━━ Recorded information ━━
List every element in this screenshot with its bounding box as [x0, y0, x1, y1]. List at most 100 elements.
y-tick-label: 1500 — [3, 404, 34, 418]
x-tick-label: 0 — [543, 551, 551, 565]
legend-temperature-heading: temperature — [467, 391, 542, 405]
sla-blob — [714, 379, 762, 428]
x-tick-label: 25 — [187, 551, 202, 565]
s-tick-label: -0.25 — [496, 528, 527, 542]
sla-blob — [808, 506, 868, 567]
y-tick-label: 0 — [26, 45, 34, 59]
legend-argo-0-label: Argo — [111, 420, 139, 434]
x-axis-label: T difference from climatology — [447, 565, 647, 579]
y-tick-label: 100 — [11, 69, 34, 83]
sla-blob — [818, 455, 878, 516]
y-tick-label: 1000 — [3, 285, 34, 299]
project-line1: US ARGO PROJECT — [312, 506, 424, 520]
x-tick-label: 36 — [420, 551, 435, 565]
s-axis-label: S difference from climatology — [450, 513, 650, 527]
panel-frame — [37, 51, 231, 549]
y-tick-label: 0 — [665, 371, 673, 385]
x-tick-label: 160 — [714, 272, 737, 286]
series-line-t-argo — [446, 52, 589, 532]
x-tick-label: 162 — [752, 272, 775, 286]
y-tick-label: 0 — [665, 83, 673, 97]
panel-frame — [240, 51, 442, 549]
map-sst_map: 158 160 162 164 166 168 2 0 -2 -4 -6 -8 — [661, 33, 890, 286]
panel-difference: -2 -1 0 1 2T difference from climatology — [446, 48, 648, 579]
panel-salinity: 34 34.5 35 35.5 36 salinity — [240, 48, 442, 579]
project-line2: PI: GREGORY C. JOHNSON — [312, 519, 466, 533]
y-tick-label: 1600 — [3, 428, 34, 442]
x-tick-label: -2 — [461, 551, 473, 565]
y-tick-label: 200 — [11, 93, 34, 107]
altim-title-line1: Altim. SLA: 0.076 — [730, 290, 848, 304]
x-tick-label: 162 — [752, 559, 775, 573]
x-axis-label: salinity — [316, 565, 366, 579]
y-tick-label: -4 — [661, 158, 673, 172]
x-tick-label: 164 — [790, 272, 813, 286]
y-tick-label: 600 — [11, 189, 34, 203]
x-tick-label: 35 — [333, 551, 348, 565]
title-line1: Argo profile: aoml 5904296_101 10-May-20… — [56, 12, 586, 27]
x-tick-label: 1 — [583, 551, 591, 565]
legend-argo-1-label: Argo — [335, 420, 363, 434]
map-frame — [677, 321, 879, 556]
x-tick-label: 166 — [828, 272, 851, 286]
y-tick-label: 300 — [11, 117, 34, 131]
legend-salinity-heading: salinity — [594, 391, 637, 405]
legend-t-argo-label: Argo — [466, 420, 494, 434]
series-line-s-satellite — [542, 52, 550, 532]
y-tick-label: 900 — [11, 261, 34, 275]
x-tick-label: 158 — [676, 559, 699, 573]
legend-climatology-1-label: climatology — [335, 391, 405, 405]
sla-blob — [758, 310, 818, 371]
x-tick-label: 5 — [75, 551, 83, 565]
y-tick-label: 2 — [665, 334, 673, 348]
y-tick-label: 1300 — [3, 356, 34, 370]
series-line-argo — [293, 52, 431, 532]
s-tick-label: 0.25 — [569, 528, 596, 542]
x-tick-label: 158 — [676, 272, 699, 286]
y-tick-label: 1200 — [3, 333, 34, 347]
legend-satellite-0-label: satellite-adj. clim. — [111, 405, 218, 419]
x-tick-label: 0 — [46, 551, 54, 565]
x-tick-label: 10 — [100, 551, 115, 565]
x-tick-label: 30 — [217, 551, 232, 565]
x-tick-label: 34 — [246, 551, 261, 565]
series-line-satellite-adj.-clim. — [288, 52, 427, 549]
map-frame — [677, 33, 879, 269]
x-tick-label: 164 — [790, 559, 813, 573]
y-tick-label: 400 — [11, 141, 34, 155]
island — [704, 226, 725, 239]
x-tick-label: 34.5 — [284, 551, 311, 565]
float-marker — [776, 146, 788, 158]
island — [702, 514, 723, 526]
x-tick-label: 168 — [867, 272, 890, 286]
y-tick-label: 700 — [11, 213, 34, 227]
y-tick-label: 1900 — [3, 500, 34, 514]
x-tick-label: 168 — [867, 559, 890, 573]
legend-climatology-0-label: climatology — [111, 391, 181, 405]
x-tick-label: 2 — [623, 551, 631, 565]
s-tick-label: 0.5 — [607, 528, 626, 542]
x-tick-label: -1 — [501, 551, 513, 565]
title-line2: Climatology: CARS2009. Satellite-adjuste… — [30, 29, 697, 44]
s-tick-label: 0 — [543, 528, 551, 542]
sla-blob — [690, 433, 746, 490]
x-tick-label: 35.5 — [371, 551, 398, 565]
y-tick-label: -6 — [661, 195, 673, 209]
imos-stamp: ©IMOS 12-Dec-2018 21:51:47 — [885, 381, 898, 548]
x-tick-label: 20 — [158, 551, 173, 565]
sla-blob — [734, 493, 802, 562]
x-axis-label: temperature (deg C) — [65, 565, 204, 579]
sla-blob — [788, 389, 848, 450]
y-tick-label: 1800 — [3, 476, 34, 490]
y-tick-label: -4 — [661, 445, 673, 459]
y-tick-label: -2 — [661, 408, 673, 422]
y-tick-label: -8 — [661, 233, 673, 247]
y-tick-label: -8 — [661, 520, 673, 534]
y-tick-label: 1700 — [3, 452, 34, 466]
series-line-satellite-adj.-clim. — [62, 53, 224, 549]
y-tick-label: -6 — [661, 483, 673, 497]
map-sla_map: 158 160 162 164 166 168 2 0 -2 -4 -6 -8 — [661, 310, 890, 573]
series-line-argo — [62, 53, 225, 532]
━━━
Rewrite the rows above, changing "sla-blob" to "sla-region" and leaving everything else unchanged.

Result for this task:
List every element in this screenshot with its bounding box as [x0, y0, x1, y1]. List at most 100 elements.
y-tick-label: 1500 — [3, 404, 34, 418]
x-tick-label: 0 — [543, 551, 551, 565]
legend-temperature-heading: temperature — [467, 391, 542, 405]
sla-region — [714, 379, 762, 428]
x-tick-label: 25 — [187, 551, 202, 565]
s-tick-label: -0.25 — [496, 528, 527, 542]
sla-region — [808, 506, 868, 567]
y-tick-label: 0 — [26, 45, 34, 59]
legend-argo-0-label: Argo — [111, 420, 139, 434]
x-axis-label: T difference from climatology — [447, 565, 647, 579]
y-tick-label: 100 — [11, 69, 34, 83]
sla-region — [818, 455, 878, 516]
y-tick-label: 1000 — [3, 285, 34, 299]
project-line1: US ARGO PROJECT — [312, 506, 424, 520]
x-tick-label: 36 — [420, 551, 435, 565]
s-axis-label: S difference from climatology — [450, 513, 650, 527]
panel-frame — [37, 51, 231, 549]
y-tick-label: 0 — [665, 371, 673, 385]
x-tick-label: 160 — [714, 272, 737, 286]
series-line-t-argo — [446, 52, 589, 532]
x-tick-label: 162 — [752, 272, 775, 286]
y-tick-label: 0 — [665, 83, 673, 97]
panel-frame — [240, 51, 442, 549]
map-sst_map: 158 160 162 164 166 168 2 0 -2 -4 -6 -8 — [661, 33, 890, 286]
panel-difference: -2 -1 0 1 2T difference from climatology — [446, 48, 648, 579]
panel-salinity: 34 34.5 35 35.5 36 salinity — [240, 48, 442, 579]
project-line2: PI: GREGORY C. JOHNSON — [312, 519, 466, 533]
y-tick-label: 1600 — [3, 428, 34, 442]
x-tick-label: -2 — [461, 551, 473, 565]
y-tick-label: 200 — [11, 93, 34, 107]
altim-title-line1: Altim. SLA: 0.076 — [730, 290, 848, 304]
x-tick-label: 162 — [752, 559, 775, 573]
x-axis-label: salinity — [316, 565, 366, 579]
y-tick-label: -4 — [661, 158, 673, 172]
x-tick-label: 164 — [790, 272, 813, 286]
y-tick-label: 600 — [11, 189, 34, 203]
x-tick-label: 35 — [333, 551, 348, 565]
title-line1: Argo profile: aoml 5904296_101 10-May-20… — [56, 12, 586, 27]
x-tick-label: 1 — [583, 551, 591, 565]
legend-argo-1-label: Argo — [335, 420, 363, 434]
map-frame — [677, 321, 879, 556]
x-tick-label: 166 — [828, 272, 851, 286]
y-tick-label: 300 — [11, 117, 34, 131]
legend-salinity-heading: salinity — [594, 391, 637, 405]
legend-t-argo-label: Argo — [466, 420, 494, 434]
series-line-s-satellite — [542, 52, 550, 532]
y-tick-label: 900 — [11, 261, 34, 275]
x-tick-label: 158 — [676, 559, 699, 573]
legend-climatology-1-label: climatology — [335, 391, 405, 405]
sla-region — [758, 310, 818, 371]
x-tick-label: 5 — [75, 551, 83, 565]
y-tick-label: 2 — [665, 334, 673, 348]
y-tick-label: 1300 — [3, 356, 34, 370]
series-line-argo — [293, 52, 431, 532]
s-tick-label: 0.25 — [569, 528, 596, 542]
x-tick-label: 158 — [676, 272, 699, 286]
y-tick-label: 1200 — [3, 333, 34, 347]
legend-satellite-0-label: satellite-adj. clim. — [111, 405, 218, 419]
x-tick-label: 0 — [46, 551, 54, 565]
x-tick-label: 10 — [100, 551, 115, 565]
x-tick-label: 30 — [217, 551, 232, 565]
x-tick-label: 34 — [246, 551, 261, 565]
series-line-satellite-adj.-clim. — [288, 52, 427, 549]
map-frame — [677, 33, 879, 269]
x-tick-label: 164 — [790, 559, 813, 573]
y-tick-label: 400 — [11, 141, 34, 155]
island — [704, 226, 725, 239]
x-tick-label: 34.5 — [284, 551, 311, 565]
float-marker — [776, 146, 788, 158]
island — [702, 514, 723, 526]
x-tick-label: 168 — [867, 272, 890, 286]
y-tick-label: 700 — [11, 213, 34, 227]
y-tick-label: 1900 — [3, 500, 34, 514]
x-tick-label: 168 — [867, 559, 890, 573]
legend-climatology-0-label: climatology — [111, 391, 181, 405]
x-tick-label: 2 — [623, 551, 631, 565]
s-tick-label: 0.5 — [607, 528, 626, 542]
x-tick-label: -1 — [501, 551, 513, 565]
title-line2: Climatology: CARS2009. Satellite-adjuste… — [30, 29, 697, 44]
s-tick-label: 0 — [543, 528, 551, 542]
sla-region — [690, 433, 746, 490]
x-tick-label: 35.5 — [371, 551, 398, 565]
y-tick-label: -6 — [661, 195, 673, 209]
imos-stamp: ©IMOS 12-Dec-2018 21:51:47 — [885, 381, 898, 548]
x-tick-label: 20 — [158, 551, 173, 565]
sla-region — [734, 493, 802, 562]
x-axis-label: temperature (deg C) — [65, 565, 204, 579]
sla-region — [788, 389, 848, 450]
y-tick-label: 1800 — [3, 476, 34, 490]
y-tick-label: -4 — [661, 445, 673, 459]
y-tick-label: -2 — [661, 408, 673, 422]
y-tick-label: -8 — [661, 233, 673, 247]
y-tick-label: -8 — [661, 520, 673, 534]
y-tick-label: 1700 — [3, 452, 34, 466]
series-line-satellite-adj.-clim. — [62, 53, 224, 549]
y-tick-label: -6 — [661, 483, 673, 497]
map-sla_map: 158 160 162 164 166 168 2 0 -2 -4 -6 -8 — [661, 310, 890, 573]
series-line-argo — [62, 53, 225, 532]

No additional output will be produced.